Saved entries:
------

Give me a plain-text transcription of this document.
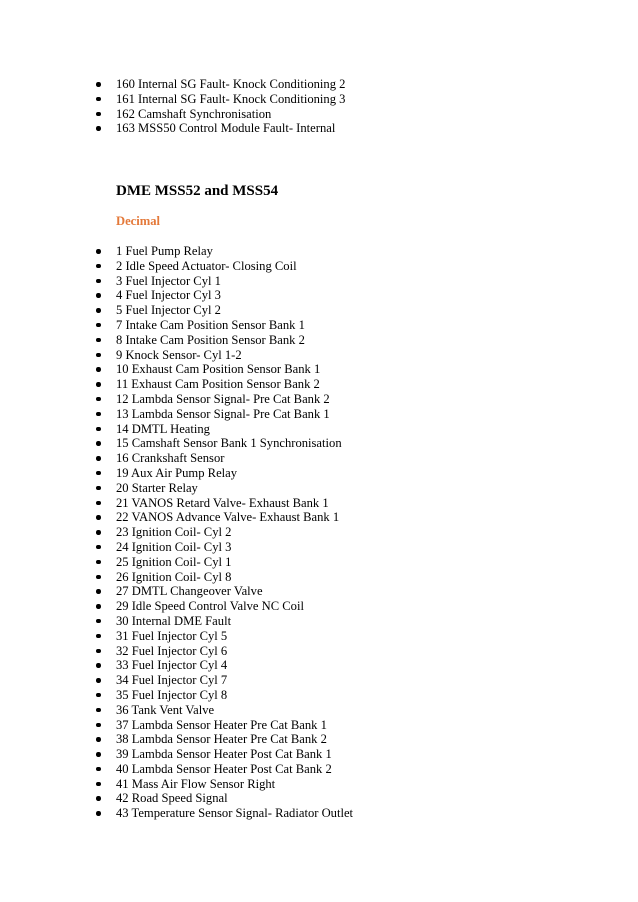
160 Internal SG Fault- Knock Conditioning 2
161 Internal SG Fault- Knock Conditioning 3
162 Camshaft Synchronisation
163 MSS50 Control Module Fault- Internal
DME MSS52 and MSS54
Decimal
1 Fuel Pump Relay
2 Idle Speed Actuator- Closing Coil
3 Fuel Injector Cyl 1
4 Fuel Injector Cyl 3
5 Fuel Injector Cyl 2
7 Intake Cam Position Sensor Bank 1
8 Intake Cam Position Sensor Bank 2
9 Knock Sensor- Cyl 1-2
10 Exhaust Cam Position Sensor Bank 1
11 Exhaust Cam Position Sensor Bank 2
12 Lambda Sensor Signal- Pre Cat Bank 2
13 Lambda Sensor Signal- Pre Cat Bank 1
14 DMTL Heating
15 Camshaft Sensor Bank 1 Synchronisation
16 Crankshaft Sensor
19 Aux Air Pump Relay
20 Starter Relay
21 VANOS Retard Valve- Exhaust Bank 1
22 VANOS Advance Valve- Exhaust Bank 1
23 Ignition Coil- Cyl 2
24 Ignition Coil- Cyl 3
25 Ignition Coil- Cyl 1
26 Ignition Coil- Cyl 8
27 DMTL Changeover Valve
29 Idle Speed Control Valve NC Coil
30 Internal DME Fault
31 Fuel Injector Cyl 5
32 Fuel Injector Cyl 6
33 Fuel Injector Cyl 4
34 Fuel Injector Cyl 7
35 Fuel Injector Cyl 8
36 Tank Vent Valve
37 Lambda Sensor Heater Pre Cat Bank 1
38 Lambda Sensor Heater Pre Cat Bank 2
39 Lambda Sensor Heater Post Cat Bank 1
40 Lambda Sensor Heater Post Cat Bank 2
41 Mass Air Flow Sensor Right
42 Road Speed Signal
43 Temperature Sensor Signal- Radiator Outlet
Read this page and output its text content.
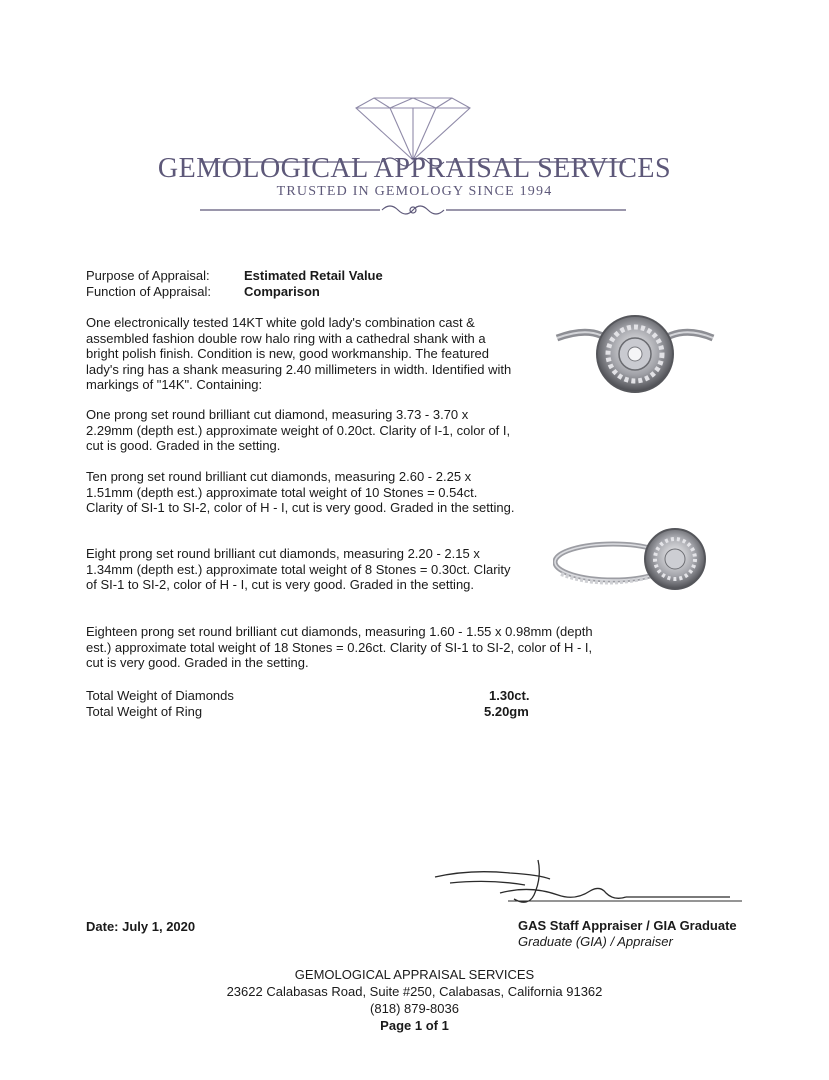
GEMOLOGICAL APPRAISAL SERVICES
TRUSTED IN GEMOLOGY SINCE 1994
Purpose of Appraisal:	Estimated Retail Value
Function of Appraisal:	Comparison
One electronically tested 14KT white gold lady's combination cast & assembled fashion double row halo ring with a cathedral shank with a bright polish finish. Condition is new, good workmanship. The featured lady's ring has a shank measuring 2.40 millimeters in width. Identified with markings of "14K". Containing:
One prong set round brilliant cut diamond, measuring 3.73 - 3.70 x 2.29mm (depth est.) approximate weight of 0.20ct. Clarity of I-1, color of I, cut is good. Graded in the setting.
Ten prong set round brilliant cut diamonds, measuring 2.60 - 2.25 x 1.51mm (depth est.) approximate total weight of 10 Stones = 0.54ct. Clarity of SI-1 to SI-2, color of H - I, cut is very good. Graded in the setting.
Eight prong set round brilliant cut diamonds, measuring 2.20 - 2.15 x 1.34mm (depth est.) approximate total weight of 8 Stones = 0.30ct. Clarity of SI-1 to SI-2, color of H - I, cut is very good. Graded in the setting.
Eighteen prong set round brilliant cut diamonds, measuring 1.60 - 1.55 x 0.98mm (depth est.) approximate total weight of 18 Stones = 0.26ct. Clarity of SI-1 to SI-2, color of H - I, cut is very good. Graded in the setting.
Total Weight of Diamonds	1.30ct.
Total Weight of Ring	5.20gm
Date: July 1, 2020	GAS Staff Appraiser / GIA Graduate
Graduate (GIA) / Appraiser
GEMOLOGICAL APPRAISAL SERVICES
23622 Calabasas Road, Suite #250, Calabasas, California 91362
(818) 879-8036
Page 1 of 1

------

PROBLEM DETAILS: Every line in the data above that contains "Clarity" needs to be copied.

TASK SOLUTION:
One prong set round brilliant cut diamond, measuring 3.73 - 3.70 x 2.29mm (depth est.) approximate weight of 0.20ct. Clarity of I-1, color of I, cut is good. Graded in the setting.
Ten prong set round brilliant cut diamonds, measuring 2.60 - 2.25 x 1.51mm (depth est.) approximate total weight of 10 Stones = 0.54ct. Clarity of SI-1 to SI-2, color of H - I, cut is very good. Graded in the setting.
Eight prong set round brilliant cut diamonds, measuring 2.20 - 2.15 x 1.34mm (depth est.) approximate total weight of 8 Stones = 0.30ct. Clarity of SI-1 to SI-2, color of H - I, cut is very good. Graded in the setting.
Eighteen prong set round brilliant cut diamonds, measuring 1.60 - 1.55 x 0.98mm (depth est.) approximate total weight of 18 Stones = 0.26ct. Clarity of SI-1 to SI-2, color of H - I, cut is very good. Graded in the setting.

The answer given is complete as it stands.